→ TASK TO COMPLETE:
Look through the data below and work out how many lines contain the string "JSON". Give the number alone.

______________________________

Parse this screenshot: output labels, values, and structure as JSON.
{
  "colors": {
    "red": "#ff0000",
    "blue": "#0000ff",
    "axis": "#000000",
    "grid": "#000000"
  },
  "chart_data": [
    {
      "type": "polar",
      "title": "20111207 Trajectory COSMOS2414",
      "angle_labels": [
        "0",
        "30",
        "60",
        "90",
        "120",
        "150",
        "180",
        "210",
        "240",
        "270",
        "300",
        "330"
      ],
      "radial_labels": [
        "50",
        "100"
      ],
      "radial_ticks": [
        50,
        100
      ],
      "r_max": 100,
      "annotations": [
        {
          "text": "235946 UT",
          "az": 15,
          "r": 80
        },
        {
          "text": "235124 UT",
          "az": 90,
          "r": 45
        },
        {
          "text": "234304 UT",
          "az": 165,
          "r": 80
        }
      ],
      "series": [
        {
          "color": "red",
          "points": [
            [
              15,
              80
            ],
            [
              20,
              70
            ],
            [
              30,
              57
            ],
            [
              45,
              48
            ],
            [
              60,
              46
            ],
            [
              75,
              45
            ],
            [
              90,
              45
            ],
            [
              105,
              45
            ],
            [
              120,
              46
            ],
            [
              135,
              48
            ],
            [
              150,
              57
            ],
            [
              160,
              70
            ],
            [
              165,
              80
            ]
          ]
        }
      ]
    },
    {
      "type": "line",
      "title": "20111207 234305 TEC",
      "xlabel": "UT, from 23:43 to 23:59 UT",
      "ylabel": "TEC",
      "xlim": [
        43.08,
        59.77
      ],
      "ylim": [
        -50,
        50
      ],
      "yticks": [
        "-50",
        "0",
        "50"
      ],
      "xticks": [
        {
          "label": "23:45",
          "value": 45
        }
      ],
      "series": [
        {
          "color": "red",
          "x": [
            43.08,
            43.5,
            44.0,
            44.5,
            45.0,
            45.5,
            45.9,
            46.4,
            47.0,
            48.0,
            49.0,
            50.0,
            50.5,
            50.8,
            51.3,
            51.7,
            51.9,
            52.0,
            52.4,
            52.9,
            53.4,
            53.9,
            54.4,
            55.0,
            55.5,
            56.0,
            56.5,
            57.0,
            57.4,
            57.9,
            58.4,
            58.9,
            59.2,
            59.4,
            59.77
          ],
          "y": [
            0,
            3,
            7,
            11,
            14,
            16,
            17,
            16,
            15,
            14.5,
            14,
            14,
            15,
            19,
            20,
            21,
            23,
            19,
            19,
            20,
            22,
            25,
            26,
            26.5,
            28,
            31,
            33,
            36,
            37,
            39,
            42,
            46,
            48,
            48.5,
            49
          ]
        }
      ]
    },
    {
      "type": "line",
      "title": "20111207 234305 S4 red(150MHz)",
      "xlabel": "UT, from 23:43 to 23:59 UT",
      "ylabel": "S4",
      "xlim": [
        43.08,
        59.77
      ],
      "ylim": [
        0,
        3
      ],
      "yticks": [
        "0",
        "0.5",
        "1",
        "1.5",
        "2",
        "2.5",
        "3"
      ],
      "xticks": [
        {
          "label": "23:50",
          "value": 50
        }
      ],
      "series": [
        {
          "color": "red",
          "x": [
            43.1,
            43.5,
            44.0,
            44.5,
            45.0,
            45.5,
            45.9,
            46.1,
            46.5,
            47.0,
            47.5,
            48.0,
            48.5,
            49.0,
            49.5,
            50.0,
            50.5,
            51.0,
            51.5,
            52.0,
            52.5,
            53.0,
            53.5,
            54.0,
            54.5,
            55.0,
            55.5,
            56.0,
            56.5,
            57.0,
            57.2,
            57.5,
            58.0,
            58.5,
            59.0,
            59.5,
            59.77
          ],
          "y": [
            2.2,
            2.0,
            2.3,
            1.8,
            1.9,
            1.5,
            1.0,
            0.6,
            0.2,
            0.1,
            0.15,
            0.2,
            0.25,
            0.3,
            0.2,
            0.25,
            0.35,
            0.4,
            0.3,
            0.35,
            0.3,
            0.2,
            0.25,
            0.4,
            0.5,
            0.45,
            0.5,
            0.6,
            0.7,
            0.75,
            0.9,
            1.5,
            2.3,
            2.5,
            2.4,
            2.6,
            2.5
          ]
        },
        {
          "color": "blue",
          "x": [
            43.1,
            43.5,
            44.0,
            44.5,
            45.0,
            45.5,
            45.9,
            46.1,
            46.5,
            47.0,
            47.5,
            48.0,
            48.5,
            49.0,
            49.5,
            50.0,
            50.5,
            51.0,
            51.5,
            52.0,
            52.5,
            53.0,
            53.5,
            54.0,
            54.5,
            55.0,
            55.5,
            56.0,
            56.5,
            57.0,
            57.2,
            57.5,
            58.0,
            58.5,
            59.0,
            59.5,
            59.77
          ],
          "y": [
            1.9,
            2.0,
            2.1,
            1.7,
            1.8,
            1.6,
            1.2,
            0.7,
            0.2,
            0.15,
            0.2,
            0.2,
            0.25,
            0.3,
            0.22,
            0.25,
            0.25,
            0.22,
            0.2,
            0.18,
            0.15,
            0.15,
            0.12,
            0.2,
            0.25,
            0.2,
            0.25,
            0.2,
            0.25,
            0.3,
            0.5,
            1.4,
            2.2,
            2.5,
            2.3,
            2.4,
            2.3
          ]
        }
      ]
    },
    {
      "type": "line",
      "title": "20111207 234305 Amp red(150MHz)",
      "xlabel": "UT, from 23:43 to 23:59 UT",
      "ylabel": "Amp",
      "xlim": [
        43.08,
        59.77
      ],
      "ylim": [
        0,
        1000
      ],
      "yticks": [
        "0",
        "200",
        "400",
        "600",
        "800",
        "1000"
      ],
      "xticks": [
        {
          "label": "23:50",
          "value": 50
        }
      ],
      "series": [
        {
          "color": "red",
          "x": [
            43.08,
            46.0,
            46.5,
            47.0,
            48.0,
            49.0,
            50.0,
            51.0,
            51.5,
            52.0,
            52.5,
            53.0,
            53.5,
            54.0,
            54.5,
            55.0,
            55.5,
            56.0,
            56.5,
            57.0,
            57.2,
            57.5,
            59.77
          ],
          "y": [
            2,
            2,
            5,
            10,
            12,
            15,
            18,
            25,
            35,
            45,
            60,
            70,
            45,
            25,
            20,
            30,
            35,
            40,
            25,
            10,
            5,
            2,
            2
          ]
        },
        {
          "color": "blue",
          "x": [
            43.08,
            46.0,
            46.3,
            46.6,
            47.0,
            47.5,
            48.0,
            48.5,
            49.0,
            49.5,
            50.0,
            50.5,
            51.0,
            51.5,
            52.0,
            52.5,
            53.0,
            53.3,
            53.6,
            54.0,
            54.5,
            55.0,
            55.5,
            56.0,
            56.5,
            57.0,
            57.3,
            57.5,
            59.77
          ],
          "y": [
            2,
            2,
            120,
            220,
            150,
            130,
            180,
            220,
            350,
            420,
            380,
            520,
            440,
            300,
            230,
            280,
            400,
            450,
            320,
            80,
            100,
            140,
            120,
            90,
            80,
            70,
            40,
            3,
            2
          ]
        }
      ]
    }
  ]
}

______________________________

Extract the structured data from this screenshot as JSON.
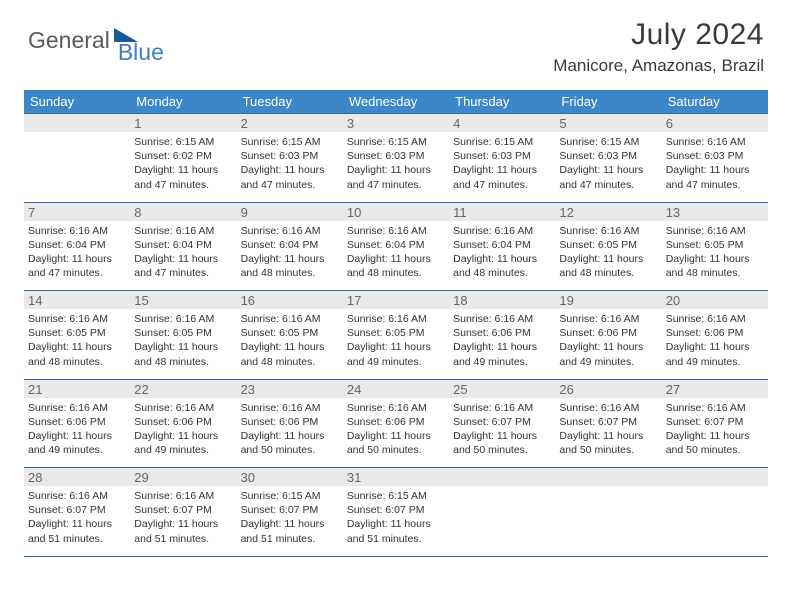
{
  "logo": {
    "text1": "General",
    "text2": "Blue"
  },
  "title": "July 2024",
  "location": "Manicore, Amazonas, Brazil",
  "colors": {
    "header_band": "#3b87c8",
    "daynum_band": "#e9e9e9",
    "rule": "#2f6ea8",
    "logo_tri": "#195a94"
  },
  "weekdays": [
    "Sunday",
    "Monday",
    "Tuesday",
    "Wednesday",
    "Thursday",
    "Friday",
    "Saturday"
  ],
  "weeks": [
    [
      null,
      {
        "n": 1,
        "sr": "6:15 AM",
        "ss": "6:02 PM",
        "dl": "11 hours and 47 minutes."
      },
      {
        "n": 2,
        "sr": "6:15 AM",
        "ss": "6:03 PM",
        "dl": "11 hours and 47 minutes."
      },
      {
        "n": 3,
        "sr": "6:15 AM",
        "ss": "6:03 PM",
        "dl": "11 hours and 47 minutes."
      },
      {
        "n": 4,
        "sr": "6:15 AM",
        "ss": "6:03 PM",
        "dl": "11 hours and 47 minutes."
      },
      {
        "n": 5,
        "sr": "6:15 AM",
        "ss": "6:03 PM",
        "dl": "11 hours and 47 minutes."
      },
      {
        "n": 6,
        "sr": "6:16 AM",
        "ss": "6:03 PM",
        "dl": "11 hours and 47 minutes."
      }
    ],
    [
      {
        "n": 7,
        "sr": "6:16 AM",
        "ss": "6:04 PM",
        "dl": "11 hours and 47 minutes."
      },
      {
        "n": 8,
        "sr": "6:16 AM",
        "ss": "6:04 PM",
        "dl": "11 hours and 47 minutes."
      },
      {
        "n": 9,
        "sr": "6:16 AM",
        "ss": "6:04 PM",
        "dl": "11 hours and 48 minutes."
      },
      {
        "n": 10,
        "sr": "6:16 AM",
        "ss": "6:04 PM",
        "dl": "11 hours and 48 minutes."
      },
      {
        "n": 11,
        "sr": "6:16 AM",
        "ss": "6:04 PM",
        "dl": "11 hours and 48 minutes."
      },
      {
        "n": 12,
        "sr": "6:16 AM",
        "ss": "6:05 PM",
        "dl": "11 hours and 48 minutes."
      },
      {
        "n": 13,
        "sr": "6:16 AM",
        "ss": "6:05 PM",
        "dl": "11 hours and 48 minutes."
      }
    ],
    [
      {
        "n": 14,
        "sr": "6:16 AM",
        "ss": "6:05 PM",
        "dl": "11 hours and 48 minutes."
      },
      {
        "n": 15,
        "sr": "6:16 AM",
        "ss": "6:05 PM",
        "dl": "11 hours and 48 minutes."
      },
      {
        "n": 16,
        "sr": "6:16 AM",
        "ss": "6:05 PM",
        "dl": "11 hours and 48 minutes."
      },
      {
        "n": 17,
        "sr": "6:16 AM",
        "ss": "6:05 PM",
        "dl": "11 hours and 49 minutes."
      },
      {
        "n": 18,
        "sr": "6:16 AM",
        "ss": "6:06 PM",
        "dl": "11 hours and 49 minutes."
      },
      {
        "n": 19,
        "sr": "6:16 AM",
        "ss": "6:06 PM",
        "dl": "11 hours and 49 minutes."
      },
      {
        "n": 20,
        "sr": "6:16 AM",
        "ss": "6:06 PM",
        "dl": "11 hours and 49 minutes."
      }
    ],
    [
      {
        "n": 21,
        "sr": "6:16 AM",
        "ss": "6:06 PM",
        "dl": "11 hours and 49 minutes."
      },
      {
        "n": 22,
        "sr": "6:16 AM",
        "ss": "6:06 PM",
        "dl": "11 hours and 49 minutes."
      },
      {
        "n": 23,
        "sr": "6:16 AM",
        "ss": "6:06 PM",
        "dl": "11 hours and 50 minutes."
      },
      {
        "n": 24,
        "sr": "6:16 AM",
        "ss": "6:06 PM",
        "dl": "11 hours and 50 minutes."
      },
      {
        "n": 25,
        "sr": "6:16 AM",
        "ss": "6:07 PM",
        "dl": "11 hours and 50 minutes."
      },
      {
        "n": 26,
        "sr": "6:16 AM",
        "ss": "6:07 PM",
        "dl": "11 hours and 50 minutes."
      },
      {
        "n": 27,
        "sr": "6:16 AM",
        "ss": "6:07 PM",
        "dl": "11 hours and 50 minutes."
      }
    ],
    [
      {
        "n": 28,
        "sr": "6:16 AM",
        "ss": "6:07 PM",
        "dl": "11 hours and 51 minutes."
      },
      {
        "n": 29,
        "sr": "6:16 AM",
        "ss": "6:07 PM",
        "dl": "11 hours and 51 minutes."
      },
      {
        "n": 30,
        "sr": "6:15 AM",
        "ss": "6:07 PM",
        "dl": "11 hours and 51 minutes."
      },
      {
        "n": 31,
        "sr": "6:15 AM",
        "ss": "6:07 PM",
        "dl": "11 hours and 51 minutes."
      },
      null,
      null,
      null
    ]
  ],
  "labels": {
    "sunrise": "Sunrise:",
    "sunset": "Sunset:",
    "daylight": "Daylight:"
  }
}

______________________________

→ THE SOLUTION:
2